GOAL: Work out how many lines of the material below mention the word "الخطيب"; reply with the number only.

MATERIAL TO PROCESS:
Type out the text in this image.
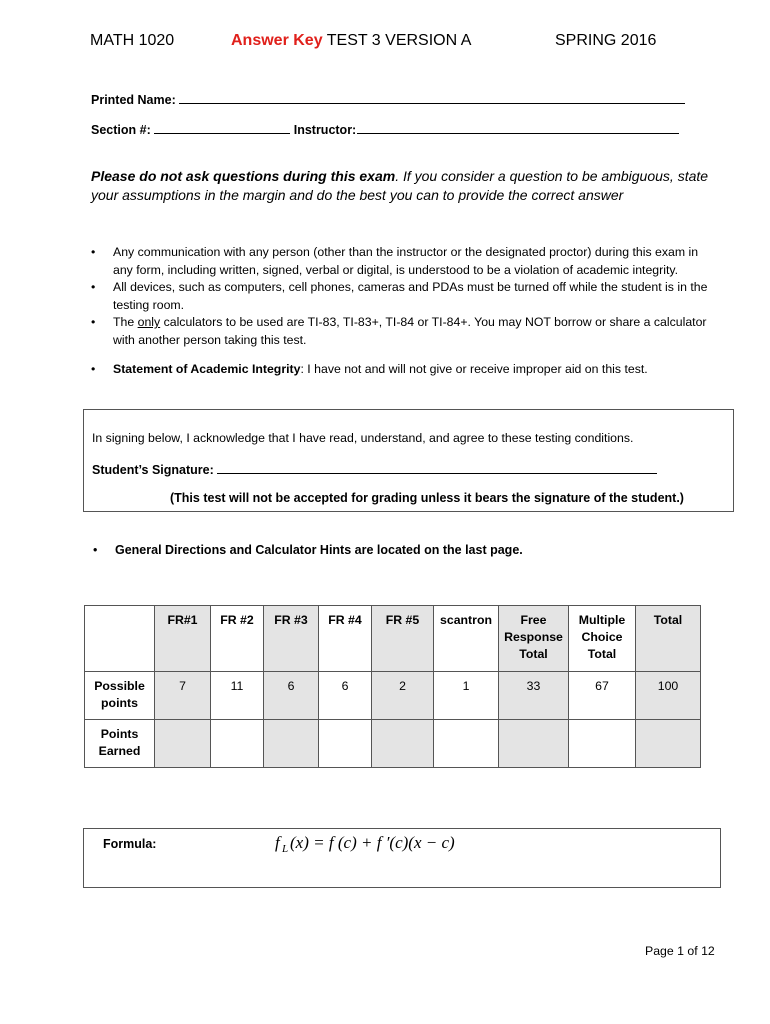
MATH 1020	Answer Key TEST 3 VERSION A	SPRING 2016
Printed Name:
Section #:	Instructor:
Please do not ask questions during this exam. If you consider a question to be ambiguous, state your assumptions in the margin and do the best you can to provide the correct answer
• Any communication with any person (other than the instructor or the designated proctor) during this exam in any form, including written, signed, verbal or digital, is understood to be a violation of academic integrity.
• All devices, such as computers, cell phones, cameras and PDAs must be turned off while the student is in the testing room.
• The only calculators to be used are TI-83, TI-83+, TI-84 or TI-84+. You may NOT borrow or share a calculator with another person taking this test.
• Statement of Academic Integrity: I have not and will not give or receive improper aid on this test.
In signing below, I acknowledge that I have read, understand, and agree to these testing conditions.
Student’s Signature:
(This test will not be accepted for grading unless it bears the signature of the student.)
• General Directions and Calculator Hints are located on the last page.
	FR#1	FR #2	FR #3	FR #4	FR #5	scantron	Free Response Total	Multiple Choice Total	Total
Possible points	7	11	6	6	2	1	33	67	100
Points Earned									
Formula:	f L (x) = f (c) + f ′(c)(x − c)
Page 1 of 12
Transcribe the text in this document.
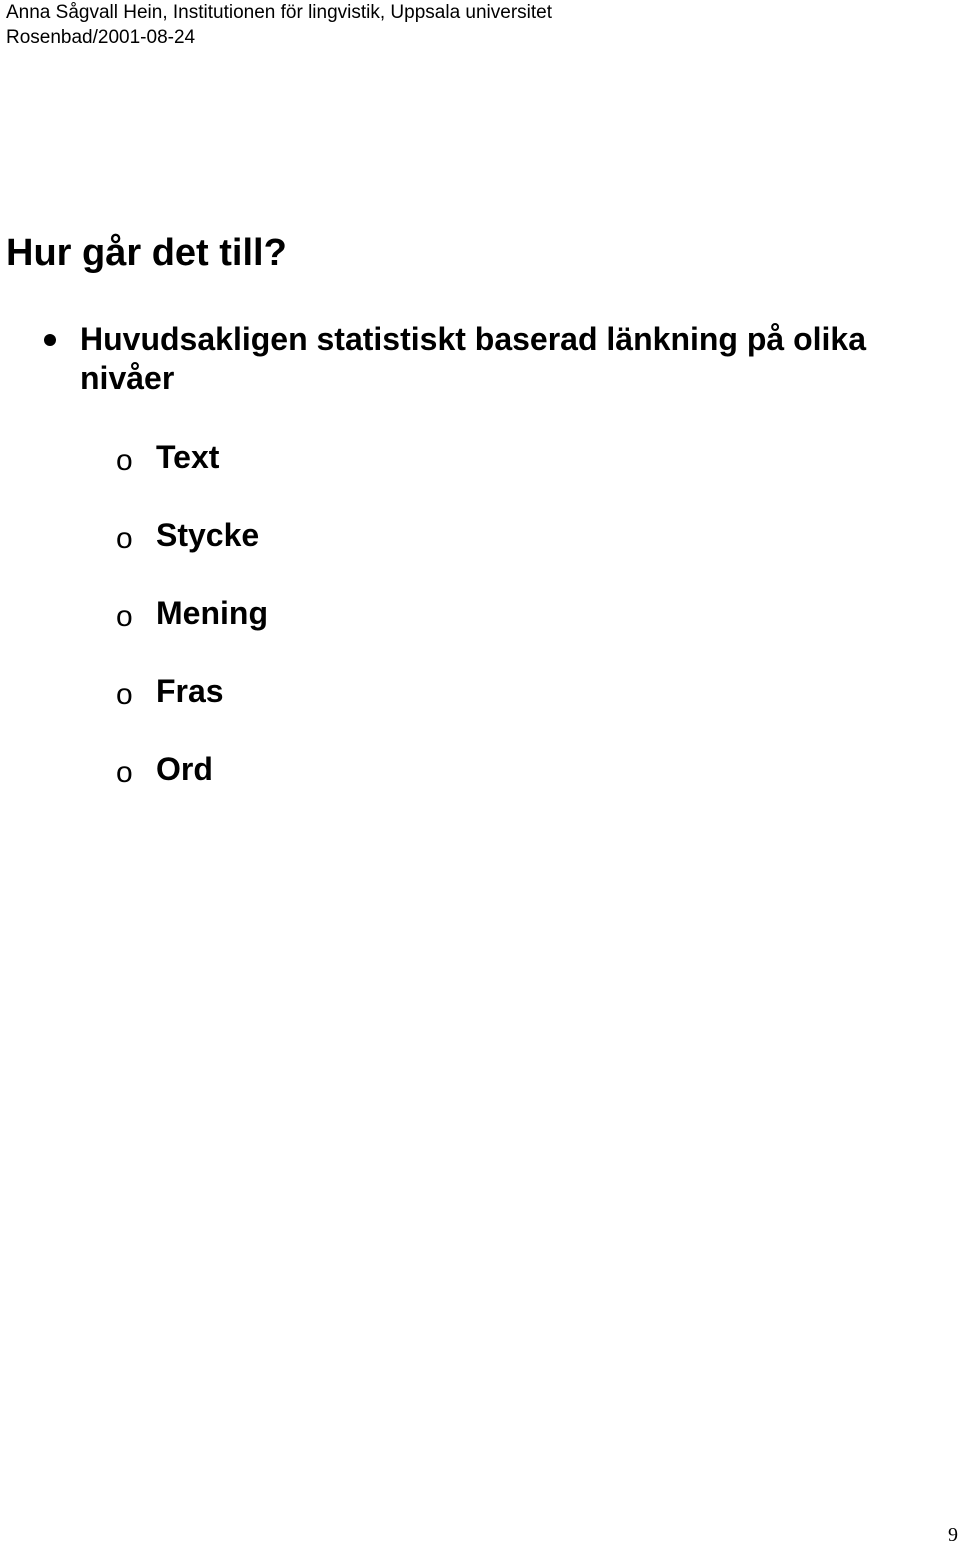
Anna Sågvall Hein, Institutionen för lingvistik, Uppsala universitet
Rosenbad/2001-08-24
Hur går det till?
Huvudsakligen statistiskt baserad länkning på olika nivåer
o Text
o Stycke
o Mening
o Fras
o Ord
9
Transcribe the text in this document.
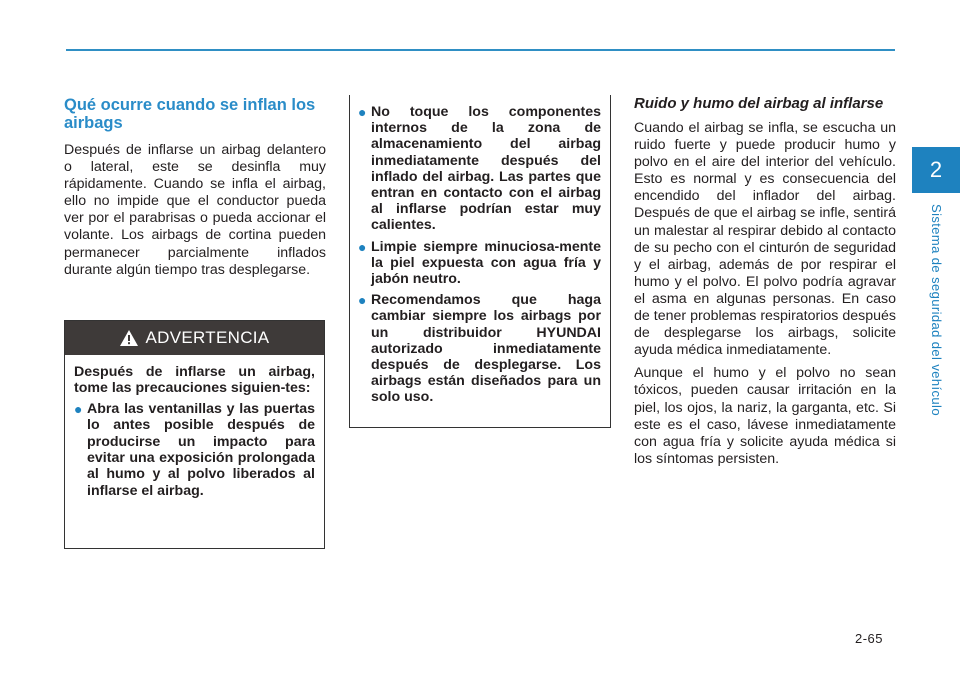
2
Sistema de seguridad del vehículo
Qué ocurre cuando se inflan los airbags

Después de inflarse un airbag delantero o lateral, este se desinfla muy rápidamente. Cuando se infla el airbag, ello no impide que el conductor pueda ver por el parabrisas o pueda accionar el volante. Los airbags de cortina pueden permanecer parcialmente inflados durante algún tiempo tras desplegarse.

ADVERTENCIA

Después de inflarse un airbag, tome las precauciones siguien-tes:

● Abra las ventanillas y las puertas lo antes posible después de producirse un impacto para evitar una exposición prolongada al humo y al polvo liberados al inflarse el airbag.
● No toque los componentes internos de la zona de almacenamiento del airbag inmediatamente después del inflado del airbag. Las partes que entran en contacto con el airbag al inflarse podrían estar muy calientes.
● Limpie siempre minuciosa-mente la piel expuesta con agua fría y jabón neutro.
● Recomendamos que haga cambiar siempre los airbags por un distribuidor HYUNDAI autorizado inmediatamente después de desplegarse. Los airbags están diseñados para un solo uso.
Ruido y humo del airbag al inflarse

Cuando el airbag se infla, se escucha un ruido fuerte y puede producir humo y polvo en el aire del interior del vehículo. Esto es normal y es consecuencia del encendido del inflador del airbag. Después de que el airbag se infle, sentirá un malestar al respirar debido al contacto de su pecho con el cinturón de seguridad y el airbag, además de por respirar el humo y el polvo. El polvo podría agravar el asma en algunas personas. En caso de tener problemas respiratorios después de desplegarse los airbags, solicite ayuda médica inmediatamente.

Aunque el humo y el polvo no sean tóxicos, pueden causar irritación en la piel, los ojos, la nariz, la garganta, etc. Si este es el caso, lávese inmediatamente con agua fría y solicite ayuda médica si los síntomas persisten.

2-65
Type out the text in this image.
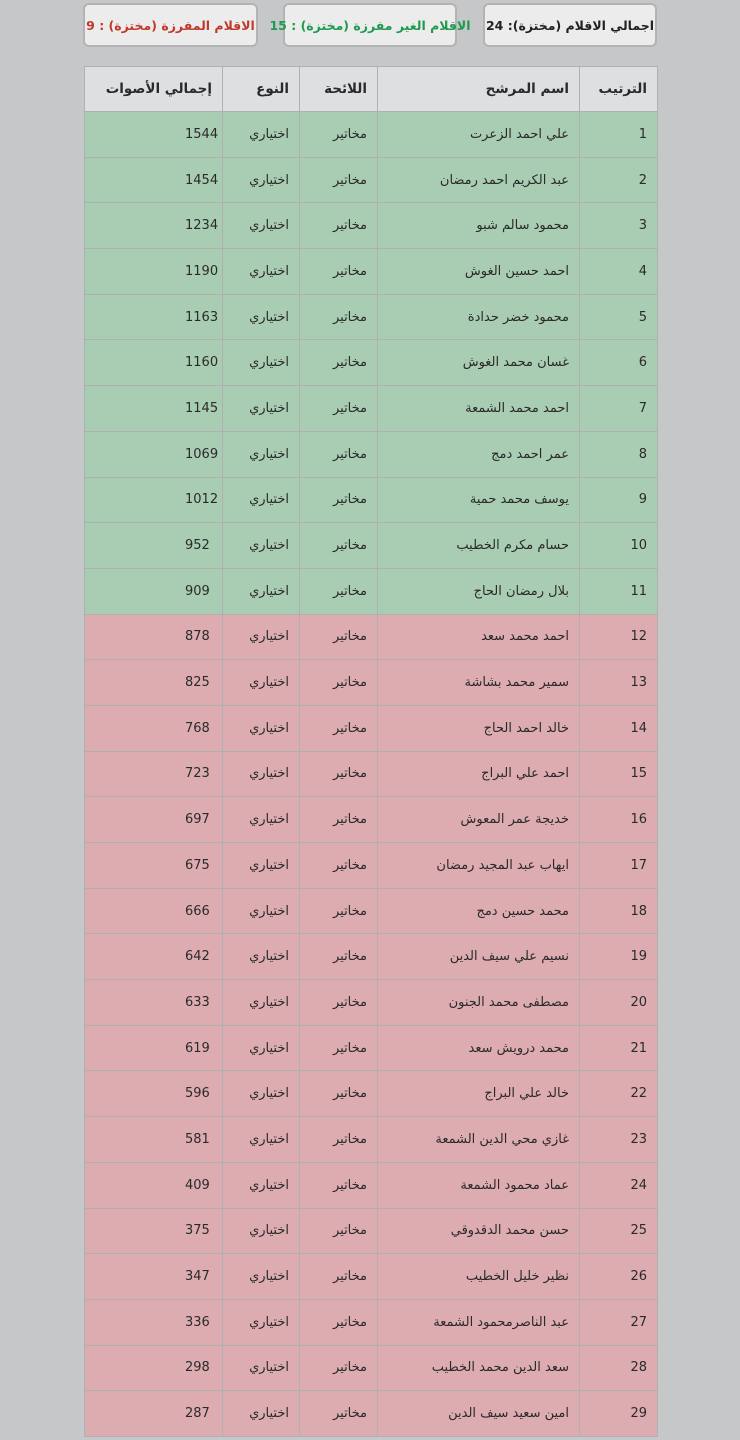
اجمالي الاقلام (مختزة): 24
الاقلام الغير مفرزة (مختزة) : 15
الاقلام المفرزة (مختزة) : 9
الترتيب	اسم المرشح	اللائحة	النوع	إجمالي الأصوات
1	علي احمد الزعرت	مخاتير	اختياري	1544
2	عبد الكريم احمد رمضان	مخاتير	اختياري	1454
3	محمود سالم شبو	مخاتير	اختياري	1234
4	احمد حسين الغوش	مخاتير	اختياري	1190
5	محمود خضر حدادة	مخاتير	اختياري	1163
6	غسان محمد الغوش	مخاتير	اختياري	1160
7	احمد محمد الشمعة	مخاتير	اختياري	1145
8	عمر احمد دمج	مخاتير	اختياري	1069
9	يوسف محمد حمية	مخاتير	اختياري	1012
10	حسام مكرم الخطيب	مخاتير	اختياري	952
11	بلال رمضان الحاج	مخاتير	اختياري	909
12	احمد محمد سعد	مخاتير	اختياري	878
13	سمير محمد بشاشة	مخاتير	اختياري	825
14	خالد احمد الحاج	مخاتير	اختياري	768
15	احمد علي البراج	مخاتير	اختياري	723
16	خديجة عمر المعوش	مخاتير	اختياري	697
17	ايهاب عبد المجيد رمضان	مخاتير	اختياري	675
18	محمد حسين دمج	مخاتير	اختياري	666
19	نسيم علي سيف الدين	مخاتير	اختياري	642
20	مصطفى محمد الجنون	مخاتير	اختياري	633
21	محمد درويش سعد	مخاتير	اختياري	619
22	خالد علي البراج	مخاتير	اختياري	596
23	غازي محي الدين الشمعة	مخاتير	اختياري	581
24	عماد محمود الشمعة	مخاتير	اختياري	409
25	حسن محمد الدقدوقي	مخاتير	اختياري	375
26	نظير خليل الخطيب	مخاتير	اختياري	347
27	عبد الناصرمحمود الشمعة	مخاتير	اختياري	336
28	سعد الدين محمد الخطيب	مخاتير	اختياري	298
29	امين سعيد سيف الدين	مخاتير	اختياري	287
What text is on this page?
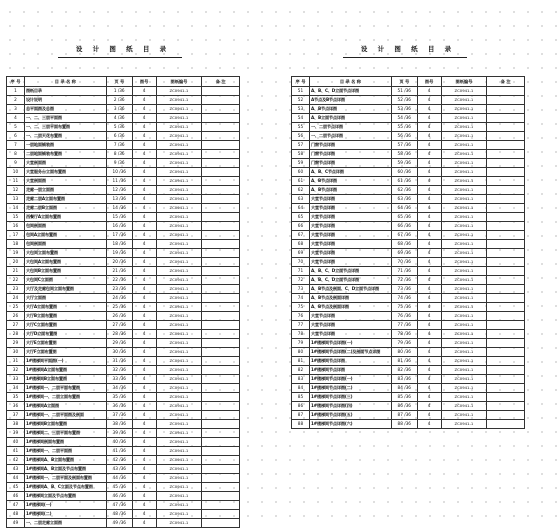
设 计 图 纸 目 录
序 号	目 录 名 称	页 号	图号	图纸编号	备 注
1	图纸目录	1 /36	4	ZC0941-1	
2	设计说明	2 /36	4	ZC0941-1	
3	总平面图及总图	3 /36	4	ZC0941-1	
4	一、二、三层平面图	4 /36	4	ZC0941-1	
5	一、二、三层平面布置图	5 /36	4	ZC0941-1	
6	一、二层天花布置图	6 /36	4	ZC0941-1	
7	一层地面铺装图	7 /36	4	ZC0941-1	
8	二层地面铺装布置图	8 /36	4	ZC0941-1	
9	大堂剖面图	9 /36	4	ZC0941-1	
10	大堂服务台立面布置图	10 /36	4	ZC0941-1	
11	大堂剖面图	11 /36	4	ZC0941-1	
12	走廊一层立面图	12 /36	4	ZC0941-1	
13	走廊二层A立面布置图	13 /36	4	ZC0941-1	
14	走廊二层B立面图	14 /36	4	ZC0941-1	
15	西餐厅A立面布置图	15 /36	4	ZC0941-1	
16	包间剖面图	16 /36	4	ZC0941-1	
17	包间A立面布置图	17 /36	4	ZC0941-1	
18	包间剖面图	18 /36	4	ZC0941-1	
19	大包间立面布置图	19 /36	4	ZC0941-1	
20	大包间A立面布置图	20 /36	4	ZC0941-1	
21	大包间B立面布置图	21 /36	4	ZC0941-1	
22	大包间C立面图	22 /36	4	ZC0941-1	
23	大厅及走廊包间立面布置图	23 /36	4	ZC0941-1	
24	大厅立面图	24 /36	4	ZC0941-1	
25	大厅A立面布置图	25 /36	4	ZC0941-1	
26	大厅B立面布置图	26 /36	4	ZC0941-1	
27	大厅C立面布置图	27 /36	4	ZC0941-1	
28	大厅D立面布置图	28 /36	4	ZC0941-1	
29	大厅E立面布置图	29 /36	4	ZC0941-1	
30	大厅F立面布置图	30 /36	4	ZC0941-1	
31	1#楼梯间平面图(一)	31 /36	4	ZC0941-1	
32	1#楼梯间A立面布置图	32 /36	4	ZC0941-1	
33	1#楼梯间B立面布置图	33 /36	4	ZC0941-1	
34	1#楼梯间一、二层平面布置图	34 /36	4	ZC0941-1	
35	1#楼梯间一、二层立面布置图	35 /36	4	ZC0941-1	
36	1#楼梯间A立面图	36 /36	4	ZC0941-1	
37	1#楼梯间一、二层平面图及剖面	37 /36	4	ZC0941-1	
38	1#楼梯间B立面布置图	38 /36	4	ZC0941-1	
39	1#楼梯间二、三层平面布置图	39 /36	4	ZC0941-1	
40	1#楼梯间剖面布置图	40 /36	4	ZC0941-1	
41	1#楼梯间一、二层平面图	41 /36	4	ZC0941-1	
42	1#楼梯间A、B立面布置图	42 /36	4	ZC0941-1	
43	1#楼梯间A、B立面及节点布置图	43 /36	4	ZC0941-1	
44	1#楼梯间一、二层平面及剖面布置图	44 /36	4	ZC0941-1	
45	1#楼梯间A、B、C立面及节点布置图	45 /36	4	ZC0941-1	
46	1#楼梯间立面及节点布置图	46 /36	4	ZC0941-1	
47	1#楼梯间(一)	47 /36	4	ZC0941-1	
48	1#楼梯间(二)	48 /36	4	ZC0941-1	
49	一、二层走廊立面图	49 /36	4	ZC0941-1	
设 计 图 纸 目 录
序 号	目 录 名 称	页 号	图号	图纸编号	备 注
51	A、B、C、D立面节点详图	51 /36	4	ZC0941-1	
52	A节点及B节点详图	52 /36	4	ZC0941-1	
53	A、B节点详图	53 /36	4	ZC0941-1	
54	A、B立面节点详图	54 /36	4	ZC0941-1	
55	一、二层节点详图	55 /36	4	ZC0941-1	
56	一、二层节点详图	56 /36	4	ZC0941-1	
57	门窗节点详图	57 /36	4	ZC0941-1	
58	门窗节点详图	58 /36	4	ZC0941-1	
59	门窗节点详图	59 /36	4	ZC0941-1	
60	A、B、C节点详图	60 /36	4	ZC0941-1	
61	A、B节点详图	61 /36	4	ZC0941-1	
62	A、B节点详图	62 /36	4	ZC0941-1	
63	大堂节点详图	63 /36	4	ZC0941-1	
64	大堂节点详图	64 /36	4	ZC0941-1	
65	大堂节点详图	65 /36	4	ZC0941-1	
66	大堂节点详图	66 /36	4	ZC0941-1	
67	大堂节点详图	67 /36	4	ZC0941-1	
68	大堂节点详图	68 /36	4	ZC0941-1	
69	大堂节点详图	69 /36	4	ZC0941-1	
70	大堂节点详图	70 /36	4	ZC0941-1	
71	A、B、C、D立面节点详图	71 /36	4	ZC0941-1	
72	A、B、C、D立面节点详图	72 /36	4	ZC0941-1	
73	A、B节点及剖面、C、D立面节点详图	73 /36	4	ZC0941-1	
74	A、B节点及剖面详图	74 /36	4	ZC0941-1	
75	A、B节点及剖面详图	75 /36	4	ZC0941-1	
76	大堂节点详图	76 /36	4	ZC0941-1	
77	大堂节点详图	77 /36	4	ZC0941-1	
78	大堂节点详图	78 /36	4	ZC0941-1	
79	1#楼梯间节点详图(一)	79 /36	4	ZC0941-1	
80	1#楼梯间节点详图(二)及剖面节点详图	80 /36	4	ZC0941-1	
81	1#楼梯间节点详图	81 /36	4	ZC0941-1	
82	1#楼梯间节点详图	82 /36	4	ZC0941-1	
83	1#楼梯间节点详图(一)	83 /36	4	ZC0941-1	
84	1#楼梯间节点详图(二)	84 /36	4	ZC0941-1	
85	1#楼梯间节点详图(三)	85 /36	4	ZC0941-1	
86	1#楼梯间节点详图(四)	86 /36	4	ZC0941-1	
87	1#楼梯间节点详图(五)	87 /36	4	ZC0941-1	
88	1#楼梯间节点详图(六)	88 /36	4	ZC0941-1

WRITTEN SOLUTION: 3